● Exercise objective:
Below are records; reply with nothing but the number of lines in them that contain "extraction".

● Dataset records:
[Start of section]
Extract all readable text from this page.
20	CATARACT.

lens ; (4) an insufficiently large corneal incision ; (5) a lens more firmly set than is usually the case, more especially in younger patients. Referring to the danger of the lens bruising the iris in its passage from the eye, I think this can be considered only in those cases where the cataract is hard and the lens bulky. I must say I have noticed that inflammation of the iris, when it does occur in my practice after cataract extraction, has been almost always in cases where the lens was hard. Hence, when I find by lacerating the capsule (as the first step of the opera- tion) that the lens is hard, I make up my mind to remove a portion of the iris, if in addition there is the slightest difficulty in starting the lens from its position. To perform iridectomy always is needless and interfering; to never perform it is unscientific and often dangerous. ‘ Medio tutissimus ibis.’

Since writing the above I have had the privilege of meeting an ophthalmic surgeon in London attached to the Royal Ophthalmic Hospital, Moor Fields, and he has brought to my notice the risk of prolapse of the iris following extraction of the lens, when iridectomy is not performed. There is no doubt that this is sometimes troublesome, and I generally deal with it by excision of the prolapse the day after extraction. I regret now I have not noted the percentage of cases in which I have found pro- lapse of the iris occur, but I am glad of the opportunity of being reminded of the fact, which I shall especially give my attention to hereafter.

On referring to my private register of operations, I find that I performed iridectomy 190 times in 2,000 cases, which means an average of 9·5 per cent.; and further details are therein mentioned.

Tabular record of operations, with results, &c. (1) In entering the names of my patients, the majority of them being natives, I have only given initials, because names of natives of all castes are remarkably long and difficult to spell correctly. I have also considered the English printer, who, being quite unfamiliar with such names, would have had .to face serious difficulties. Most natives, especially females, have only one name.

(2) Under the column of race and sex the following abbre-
[End of section]
● Result of this task:
2